# Your objective
Where a line below holds the string "английскому", copy that line.
>> Begin Records for the exercise
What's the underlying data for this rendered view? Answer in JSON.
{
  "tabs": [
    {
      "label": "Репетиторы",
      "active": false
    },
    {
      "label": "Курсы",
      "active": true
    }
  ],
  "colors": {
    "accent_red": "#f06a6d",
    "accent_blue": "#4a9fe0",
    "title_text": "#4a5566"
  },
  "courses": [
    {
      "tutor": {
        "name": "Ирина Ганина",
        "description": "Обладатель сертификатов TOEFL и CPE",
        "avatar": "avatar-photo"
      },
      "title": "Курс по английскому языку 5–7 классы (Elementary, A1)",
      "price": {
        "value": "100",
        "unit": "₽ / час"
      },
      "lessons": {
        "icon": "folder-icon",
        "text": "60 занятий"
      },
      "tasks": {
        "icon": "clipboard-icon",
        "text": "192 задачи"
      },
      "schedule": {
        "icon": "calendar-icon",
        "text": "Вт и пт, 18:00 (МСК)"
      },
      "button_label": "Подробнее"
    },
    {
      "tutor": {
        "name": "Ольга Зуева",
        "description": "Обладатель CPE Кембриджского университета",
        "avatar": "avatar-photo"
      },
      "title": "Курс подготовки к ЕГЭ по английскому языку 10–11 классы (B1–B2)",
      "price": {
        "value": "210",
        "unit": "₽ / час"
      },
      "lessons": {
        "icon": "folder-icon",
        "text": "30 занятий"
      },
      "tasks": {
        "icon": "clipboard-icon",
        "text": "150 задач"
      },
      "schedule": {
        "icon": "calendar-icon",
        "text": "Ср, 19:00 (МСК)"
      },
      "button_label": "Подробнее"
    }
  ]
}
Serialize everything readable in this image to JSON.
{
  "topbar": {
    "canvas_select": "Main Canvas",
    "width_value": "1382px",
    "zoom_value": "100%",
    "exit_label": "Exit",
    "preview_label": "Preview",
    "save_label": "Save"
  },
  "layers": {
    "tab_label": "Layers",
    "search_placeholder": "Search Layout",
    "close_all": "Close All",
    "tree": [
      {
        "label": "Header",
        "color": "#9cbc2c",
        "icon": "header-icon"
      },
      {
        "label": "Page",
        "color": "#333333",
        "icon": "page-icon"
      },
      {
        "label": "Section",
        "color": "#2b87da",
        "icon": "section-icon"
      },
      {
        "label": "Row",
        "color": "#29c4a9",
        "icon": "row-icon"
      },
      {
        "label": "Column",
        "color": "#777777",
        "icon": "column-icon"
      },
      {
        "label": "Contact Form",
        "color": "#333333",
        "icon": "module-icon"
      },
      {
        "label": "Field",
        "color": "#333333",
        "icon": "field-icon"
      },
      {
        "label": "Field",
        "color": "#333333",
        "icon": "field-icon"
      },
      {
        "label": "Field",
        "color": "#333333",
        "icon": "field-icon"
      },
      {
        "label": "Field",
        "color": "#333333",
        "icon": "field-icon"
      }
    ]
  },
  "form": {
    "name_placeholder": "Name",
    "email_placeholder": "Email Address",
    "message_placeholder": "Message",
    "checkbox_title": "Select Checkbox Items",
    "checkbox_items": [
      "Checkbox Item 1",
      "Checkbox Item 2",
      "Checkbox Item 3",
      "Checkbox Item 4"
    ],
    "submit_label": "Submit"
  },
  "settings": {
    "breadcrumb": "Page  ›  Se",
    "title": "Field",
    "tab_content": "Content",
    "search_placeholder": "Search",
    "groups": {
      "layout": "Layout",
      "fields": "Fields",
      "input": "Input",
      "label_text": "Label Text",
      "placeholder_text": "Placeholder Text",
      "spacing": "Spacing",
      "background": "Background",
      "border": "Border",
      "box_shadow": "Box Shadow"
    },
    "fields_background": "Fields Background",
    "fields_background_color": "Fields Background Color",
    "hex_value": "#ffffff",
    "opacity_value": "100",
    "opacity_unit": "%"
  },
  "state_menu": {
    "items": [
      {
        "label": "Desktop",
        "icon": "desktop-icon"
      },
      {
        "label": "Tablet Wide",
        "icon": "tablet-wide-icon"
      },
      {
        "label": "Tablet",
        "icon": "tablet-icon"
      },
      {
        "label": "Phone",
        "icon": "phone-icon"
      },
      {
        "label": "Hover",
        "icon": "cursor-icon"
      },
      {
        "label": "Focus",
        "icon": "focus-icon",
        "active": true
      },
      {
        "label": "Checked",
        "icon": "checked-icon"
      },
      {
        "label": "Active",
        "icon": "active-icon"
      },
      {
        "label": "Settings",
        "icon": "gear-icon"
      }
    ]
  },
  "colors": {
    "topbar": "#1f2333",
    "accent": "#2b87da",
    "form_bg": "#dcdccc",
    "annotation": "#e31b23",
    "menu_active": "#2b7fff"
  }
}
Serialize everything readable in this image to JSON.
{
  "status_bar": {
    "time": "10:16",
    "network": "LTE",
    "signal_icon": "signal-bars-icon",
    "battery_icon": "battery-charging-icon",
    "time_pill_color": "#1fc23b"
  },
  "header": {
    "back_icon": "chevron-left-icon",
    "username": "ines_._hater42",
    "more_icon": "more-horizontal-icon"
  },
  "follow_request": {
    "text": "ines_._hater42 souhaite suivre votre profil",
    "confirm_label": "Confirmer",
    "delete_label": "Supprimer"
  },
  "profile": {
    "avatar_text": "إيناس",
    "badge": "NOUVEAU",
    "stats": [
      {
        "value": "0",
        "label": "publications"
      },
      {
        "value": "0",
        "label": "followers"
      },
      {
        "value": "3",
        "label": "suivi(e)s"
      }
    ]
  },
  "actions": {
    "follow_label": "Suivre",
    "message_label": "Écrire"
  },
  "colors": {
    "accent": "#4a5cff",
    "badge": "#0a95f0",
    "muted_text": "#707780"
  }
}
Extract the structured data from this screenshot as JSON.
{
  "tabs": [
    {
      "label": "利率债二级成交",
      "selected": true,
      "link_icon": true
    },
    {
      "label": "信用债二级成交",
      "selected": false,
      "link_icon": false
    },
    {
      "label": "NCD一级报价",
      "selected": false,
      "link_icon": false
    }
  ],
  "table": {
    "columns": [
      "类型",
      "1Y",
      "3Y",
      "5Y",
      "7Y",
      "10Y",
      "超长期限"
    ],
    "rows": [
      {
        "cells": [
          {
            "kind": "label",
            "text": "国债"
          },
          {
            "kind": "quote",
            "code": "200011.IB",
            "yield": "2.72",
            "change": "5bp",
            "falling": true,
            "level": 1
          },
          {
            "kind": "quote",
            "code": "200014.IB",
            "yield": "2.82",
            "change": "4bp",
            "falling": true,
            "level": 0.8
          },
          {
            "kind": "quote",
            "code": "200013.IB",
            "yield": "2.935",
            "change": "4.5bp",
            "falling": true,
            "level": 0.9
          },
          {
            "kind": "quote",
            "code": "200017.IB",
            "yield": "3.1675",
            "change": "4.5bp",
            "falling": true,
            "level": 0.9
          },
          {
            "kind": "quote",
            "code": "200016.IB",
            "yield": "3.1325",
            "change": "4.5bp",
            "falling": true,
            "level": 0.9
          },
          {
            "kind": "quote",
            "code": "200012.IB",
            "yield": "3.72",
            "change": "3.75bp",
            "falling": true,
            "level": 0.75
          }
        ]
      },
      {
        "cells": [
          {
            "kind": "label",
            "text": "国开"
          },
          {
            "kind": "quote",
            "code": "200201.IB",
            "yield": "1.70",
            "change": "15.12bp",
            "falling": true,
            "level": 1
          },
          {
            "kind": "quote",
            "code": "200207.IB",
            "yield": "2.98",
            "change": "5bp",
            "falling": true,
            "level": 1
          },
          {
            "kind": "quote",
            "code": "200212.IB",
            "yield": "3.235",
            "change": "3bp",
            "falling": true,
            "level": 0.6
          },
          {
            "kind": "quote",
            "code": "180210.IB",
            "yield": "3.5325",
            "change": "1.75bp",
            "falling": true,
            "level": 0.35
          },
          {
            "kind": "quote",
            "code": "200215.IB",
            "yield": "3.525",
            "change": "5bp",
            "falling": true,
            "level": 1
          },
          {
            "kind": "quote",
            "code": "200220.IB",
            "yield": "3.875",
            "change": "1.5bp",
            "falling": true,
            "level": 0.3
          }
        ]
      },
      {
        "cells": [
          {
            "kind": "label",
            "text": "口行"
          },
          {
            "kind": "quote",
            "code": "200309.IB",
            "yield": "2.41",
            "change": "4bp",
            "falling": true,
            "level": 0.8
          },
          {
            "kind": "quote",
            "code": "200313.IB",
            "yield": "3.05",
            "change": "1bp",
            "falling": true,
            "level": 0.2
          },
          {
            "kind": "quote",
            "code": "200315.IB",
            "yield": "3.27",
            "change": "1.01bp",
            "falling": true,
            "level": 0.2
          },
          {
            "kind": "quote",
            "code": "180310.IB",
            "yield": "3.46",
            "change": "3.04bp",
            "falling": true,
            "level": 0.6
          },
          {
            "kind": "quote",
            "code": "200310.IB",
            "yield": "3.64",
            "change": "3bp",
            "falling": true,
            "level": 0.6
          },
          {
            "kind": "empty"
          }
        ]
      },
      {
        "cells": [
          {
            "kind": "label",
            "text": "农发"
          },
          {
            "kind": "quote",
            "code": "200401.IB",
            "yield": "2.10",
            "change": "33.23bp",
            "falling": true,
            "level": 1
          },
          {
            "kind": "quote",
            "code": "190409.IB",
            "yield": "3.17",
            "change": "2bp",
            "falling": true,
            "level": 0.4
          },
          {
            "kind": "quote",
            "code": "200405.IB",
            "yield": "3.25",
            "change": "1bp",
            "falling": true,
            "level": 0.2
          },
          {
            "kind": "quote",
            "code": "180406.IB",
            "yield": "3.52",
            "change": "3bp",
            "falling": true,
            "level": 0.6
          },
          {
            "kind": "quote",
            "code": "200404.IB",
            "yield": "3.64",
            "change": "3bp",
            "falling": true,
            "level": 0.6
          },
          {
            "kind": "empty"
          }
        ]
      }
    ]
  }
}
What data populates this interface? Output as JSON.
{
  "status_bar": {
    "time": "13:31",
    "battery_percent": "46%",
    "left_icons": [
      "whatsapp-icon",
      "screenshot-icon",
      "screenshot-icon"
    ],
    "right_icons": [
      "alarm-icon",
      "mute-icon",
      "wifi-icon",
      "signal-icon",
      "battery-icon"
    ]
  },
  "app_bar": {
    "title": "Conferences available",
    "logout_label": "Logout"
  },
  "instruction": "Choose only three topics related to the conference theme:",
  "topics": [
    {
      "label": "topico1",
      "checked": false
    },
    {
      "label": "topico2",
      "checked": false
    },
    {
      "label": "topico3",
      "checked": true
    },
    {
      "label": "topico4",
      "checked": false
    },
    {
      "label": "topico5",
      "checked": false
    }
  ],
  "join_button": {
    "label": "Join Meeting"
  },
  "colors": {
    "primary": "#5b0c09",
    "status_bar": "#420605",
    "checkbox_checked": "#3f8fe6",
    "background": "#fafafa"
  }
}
>> End Records for the exercise
# Response to this exercise
      "title": "Курс по английскому языку 5–7 классы (Elementary, A1)",
      "title": "Курс подготовки к ЕГЭ по английскому языку 10–11 классы (B1–B2)",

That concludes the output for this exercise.